Record list:

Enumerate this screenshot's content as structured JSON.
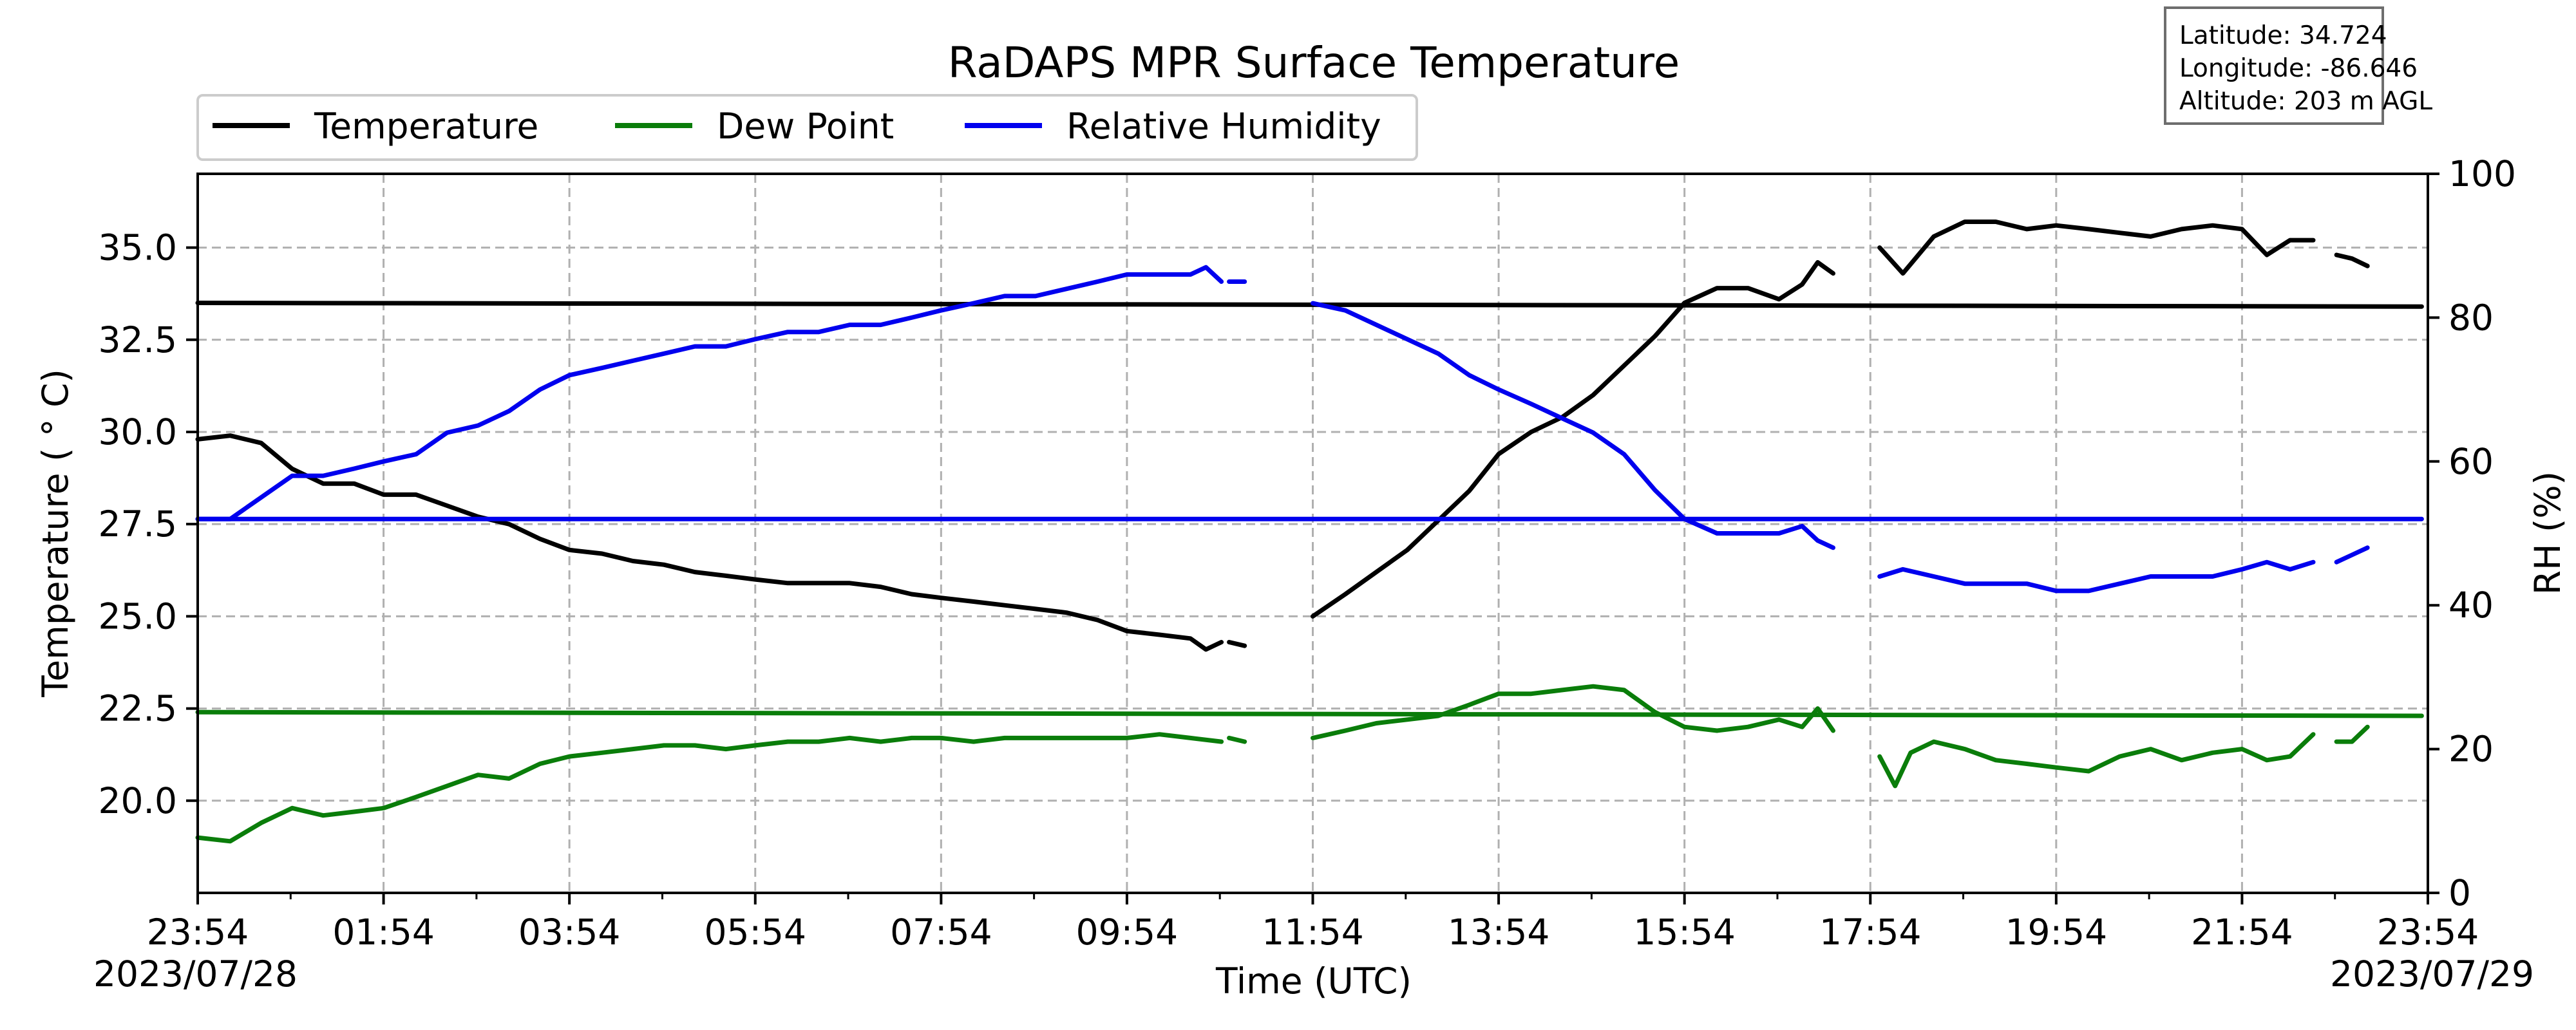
{
  "info_box": {
    "latitude": "Latitude: 34.724",
    "longitude": "Longitude: -86.646",
    "altitude": "Altitude: 203 m AGL"
  },
  "colors": {
    "temperature": "#000000",
    "dew_point": "#0a7d0a",
    "humidity": "#0000ee",
    "grid": "#b0b0b0"
  },
  "chart_data": {
    "type": "line",
    "title": "RaDAPS MPR Surface Temperature",
    "xlabel": "Time (UTC)",
    "ylabel": "Temperature ($^\\circ$C)",
    "ylabel_display": "Temperature ( ° C)",
    "y2label": "RH (%)",
    "xlim": [
      "2023/07/28 23:54",
      "2023/07/29 23:54"
    ],
    "ylim": [
      17.5,
      37.0
    ],
    "y2lim": [
      0,
      100
    ],
    "x_ticks": [
      "23:54",
      "01:54",
      "03:54",
      "05:54",
      "07:54",
      "09:54",
      "11:54",
      "13:54",
      "15:54",
      "17:54",
      "19:54",
      "21:54",
      "23:54"
    ],
    "y_ticks": [
      "20.0",
      "22.5",
      "25.0",
      "27.5",
      "30.0",
      "32.5",
      "35.0"
    ],
    "y2_ticks": [
      "0",
      "20",
      "40",
      "60",
      "80",
      "100"
    ],
    "date_labels": {
      "start": "2023/07/28",
      "end": "2023/07/29"
    },
    "grid": true,
    "legend_position": "top-left",
    "series": [
      {
        "name": "Temperature",
        "axis": "left",
        "color": "#000000",
        "segments": [
          [
            [
              "23:54",
              29.8
            ],
            [
              "00:15",
              29.9
            ],
            [
              "00:35",
              29.7
            ],
            [
              "00:55",
              29.0
            ],
            [
              "01:15",
              28.6
            ],
            [
              "01:35",
              28.6
            ],
            [
              "01:54",
              28.3
            ],
            [
              "02:15",
              28.3
            ],
            [
              "02:35",
              28.0
            ],
            [
              "02:55",
              27.7
            ],
            [
              "03:15",
              27.5
            ],
            [
              "03:35",
              27.1
            ],
            [
              "03:54",
              26.8
            ],
            [
              "04:15",
              26.7
            ],
            [
              "04:35",
              26.5
            ],
            [
              "04:55",
              26.4
            ],
            [
              "05:15",
              26.2
            ],
            [
              "05:35",
              26.1
            ],
            [
              "05:54",
              26.0
            ],
            [
              "06:15",
              25.9
            ],
            [
              "06:35",
              25.9
            ],
            [
              "06:55",
              25.9
            ],
            [
              "07:15",
              25.8
            ],
            [
              "07:35",
              25.6
            ],
            [
              "07:54",
              25.5
            ],
            [
              "08:15",
              25.4
            ],
            [
              "08:35",
              25.3
            ],
            [
              "08:55",
              25.2
            ],
            [
              "09:15",
              25.1
            ],
            [
              "09:35",
              24.9
            ],
            [
              "09:54",
              24.6
            ],
            [
              "10:15",
              24.5
            ],
            [
              "10:35",
              24.4
            ],
            [
              "10:45",
              24.1
            ],
            [
              "10:55",
              24.3
            ]
          ],
          [
            [
              "11:00",
              24.3
            ],
            [
              "11:10",
              24.2
            ]
          ],
          [
            [
              "11:54",
              25.0
            ],
            [
              "12:15",
              25.6
            ],
            [
              "12:35",
              26.2
            ],
            [
              "12:55",
              26.8
            ],
            [
              "13:15",
              27.6
            ],
            [
              "13:35",
              28.4
            ],
            [
              "13:54",
              29.4
            ],
            [
              "14:15",
              30.0
            ],
            [
              "14:35",
              30.4
            ],
            [
              "14:55",
              31.0
            ],
            [
              "15:15",
              31.8
            ],
            [
              "15:35",
              32.6
            ],
            [
              "15:54",
              33.5
            ],
            [
              "16:15",
              33.9
            ],
            [
              "16:35",
              33.9
            ],
            [
              "16:55",
              33.6
            ],
            [
              "17:10",
              34.0
            ],
            [
              "17:20",
              34.6
            ],
            [
              "17:30",
              34.3
            ]
          ],
          [
            [
              "18:00",
              35.0
            ],
            [
              "18:15",
              34.3
            ],
            [
              "18:35",
              35.3
            ],
            [
              "18:55",
              35.7
            ],
            [
              "19:15",
              35.7
            ],
            [
              "19:35",
              35.5
            ],
            [
              "19:54",
              35.6
            ],
            [
              "20:15",
              35.5
            ],
            [
              "20:35",
              35.4
            ],
            [
              "20:55",
              35.3
            ],
            [
              "21:15",
              35.5
            ],
            [
              "21:35",
              35.6
            ],
            [
              "21:54",
              35.5
            ],
            [
              "22:10",
              34.8
            ],
            [
              "22:25",
              35.2
            ],
            [
              "22:40",
              35.2
            ]
          ],
          [
            [
              "22:55",
              34.8
            ],
            [
              "23:05",
              34.7
            ],
            [
              "23:15",
              34.5
            ]
          ],
          [
            [
              "23:50",
              33.4
            ],
            [
              "23:54",
              33.5
            ]
          ]
        ]
      },
      {
        "name": "Dew Point",
        "axis": "left",
        "color": "#0a7d0a",
        "segments": [
          [
            [
              "23:54",
              19.0
            ],
            [
              "00:15",
              18.9
            ],
            [
              "00:35",
              19.4
            ],
            [
              "00:55",
              19.8
            ],
            [
              "01:15",
              19.6
            ],
            [
              "01:35",
              19.7
            ],
            [
              "01:54",
              19.8
            ],
            [
              "02:15",
              20.1
            ],
            [
              "02:35",
              20.4
            ],
            [
              "02:55",
              20.7
            ],
            [
              "03:15",
              20.6
            ],
            [
              "03:35",
              21.0
            ],
            [
              "03:54",
              21.2
            ],
            [
              "04:15",
              21.3
            ],
            [
              "04:35",
              21.4
            ],
            [
              "04:55",
              21.5
            ],
            [
              "05:15",
              21.5
            ],
            [
              "05:35",
              21.4
            ],
            [
              "05:54",
              21.5
            ],
            [
              "06:15",
              21.6
            ],
            [
              "06:35",
              21.6
            ],
            [
              "06:55",
              21.7
            ],
            [
              "07:15",
              21.6
            ],
            [
              "07:35",
              21.7
            ],
            [
              "07:54",
              21.7
            ],
            [
              "08:15",
              21.6
            ],
            [
              "08:35",
              21.7
            ],
            [
              "08:55",
              21.7
            ],
            [
              "09:15",
              21.7
            ],
            [
              "09:35",
              21.7
            ],
            [
              "09:54",
              21.7
            ],
            [
              "10:15",
              21.8
            ],
            [
              "10:35",
              21.7
            ],
            [
              "10:55",
              21.6
            ]
          ],
          [
            [
              "11:00",
              21.7
            ],
            [
              "11:10",
              21.6
            ]
          ],
          [
            [
              "11:54",
              21.7
            ],
            [
              "12:15",
              21.9
            ],
            [
              "12:35",
              22.1
            ],
            [
              "12:55",
              22.2
            ],
            [
              "13:15",
              22.3
            ],
            [
              "13:35",
              22.6
            ],
            [
              "13:54",
              22.9
            ],
            [
              "14:15",
              22.9
            ],
            [
              "14:35",
              23.0
            ],
            [
              "14:55",
              23.1
            ],
            [
              "15:15",
              23.0
            ],
            [
              "15:35",
              22.4
            ],
            [
              "15:54",
              22.0
            ],
            [
              "16:15",
              21.9
            ],
            [
              "16:35",
              22.0
            ],
            [
              "16:55",
              22.2
            ],
            [
              "17:10",
              22.0
            ],
            [
              "17:20",
              22.5
            ],
            [
              "17:30",
              21.9
            ]
          ],
          [
            [
              "18:00",
              21.2
            ],
            [
              "18:10",
              20.4
            ],
            [
              "18:20",
              21.3
            ],
            [
              "18:35",
              21.6
            ],
            [
              "18:55",
              21.4
            ],
            [
              "19:15",
              21.1
            ],
            [
              "19:35",
              21.0
            ],
            [
              "19:54",
              20.9
            ],
            [
              "20:15",
              20.8
            ],
            [
              "20:35",
              21.2
            ],
            [
              "20:55",
              21.4
            ],
            [
              "21:15",
              21.1
            ],
            [
              "21:35",
              21.3
            ],
            [
              "21:54",
              21.4
            ],
            [
              "22:10",
              21.1
            ],
            [
              "22:25",
              21.2
            ],
            [
              "22:40",
              21.8
            ]
          ],
          [
            [
              "22:55",
              21.6
            ],
            [
              "23:05",
              21.6
            ],
            [
              "23:15",
              22.0
            ]
          ],
          [
            [
              "23:50",
              22.3
            ],
            [
              "23:54",
              22.4
            ]
          ]
        ]
      },
      {
        "name": "Relative Humidity",
        "axis": "right",
        "color": "#0000ee",
        "segments": [
          [
            [
              "23:54",
              52
            ],
            [
              "00:15",
              52
            ],
            [
              "00:35",
              55
            ],
            [
              "00:55",
              58
            ],
            [
              "01:15",
              58
            ],
            [
              "01:35",
              59
            ],
            [
              "01:54",
              60
            ],
            [
              "02:15",
              61
            ],
            [
              "02:35",
              64
            ],
            [
              "02:55",
              65
            ],
            [
              "03:15",
              67
            ],
            [
              "03:35",
              70
            ],
            [
              "03:54",
              72
            ],
            [
              "04:15",
              73
            ],
            [
              "04:35",
              74
            ],
            [
              "04:55",
              75
            ],
            [
              "05:15",
              76
            ],
            [
              "05:35",
              76
            ],
            [
              "05:54",
              77
            ],
            [
              "06:15",
              78
            ],
            [
              "06:35",
              78
            ],
            [
              "06:55",
              79
            ],
            [
              "07:15",
              79
            ],
            [
              "07:35",
              80
            ],
            [
              "07:54",
              81
            ],
            [
              "08:15",
              82
            ],
            [
              "08:35",
              83
            ],
            [
              "08:55",
              83
            ],
            [
              "09:15",
              84
            ],
            [
              "09:35",
              85
            ],
            [
              "09:54",
              86
            ],
            [
              "10:15",
              86
            ],
            [
              "10:35",
              86
            ],
            [
              "10:45",
              87
            ],
            [
              "10:55",
              85
            ]
          ],
          [
            [
              "11:00",
              85
            ],
            [
              "11:10",
              85
            ]
          ],
          [
            [
              "11:54",
              82
            ],
            [
              "12:15",
              81
            ],
            [
              "12:35",
              79
            ],
            [
              "12:55",
              77
            ],
            [
              "13:15",
              75
            ],
            [
              "13:35",
              72
            ],
            [
              "13:54",
              70
            ],
            [
              "14:15",
              68
            ],
            [
              "14:35",
              66
            ],
            [
              "14:55",
              64
            ],
            [
              "15:15",
              61
            ],
            [
              "15:35",
              56
            ],
            [
              "15:54",
              52
            ],
            [
              "16:15",
              50
            ],
            [
              "16:35",
              50
            ],
            [
              "16:55",
              50
            ],
            [
              "17:10",
              51
            ],
            [
              "17:20",
              49
            ],
            [
              "17:30",
              48
            ]
          ],
          [
            [
              "18:00",
              44
            ],
            [
              "18:15",
              45
            ],
            [
              "18:35",
              44
            ],
            [
              "18:55",
              43
            ],
            [
              "19:15",
              43
            ],
            [
              "19:35",
              43
            ],
            [
              "19:54",
              42
            ],
            [
              "20:15",
              42
            ],
            [
              "20:35",
              43
            ],
            [
              "20:55",
              44
            ],
            [
              "21:15",
              44
            ],
            [
              "21:35",
              44
            ],
            [
              "21:54",
              45
            ],
            [
              "22:10",
              46
            ],
            [
              "22:25",
              45
            ],
            [
              "22:40",
              46
            ]
          ],
          [
            [
              "22:55",
              46
            ],
            [
              "23:05",
              47
            ],
            [
              "23:15",
              48
            ]
          ],
          [
            [
              "23:50",
              52
            ],
            [
              "23:54",
              52
            ]
          ]
        ]
      }
    ]
  }
}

Exercise details: In the records above, collect each line with "name".

In response:
        "name": "Temperature",
        "name": "Dew Point",
        "name": "Relative Humidity",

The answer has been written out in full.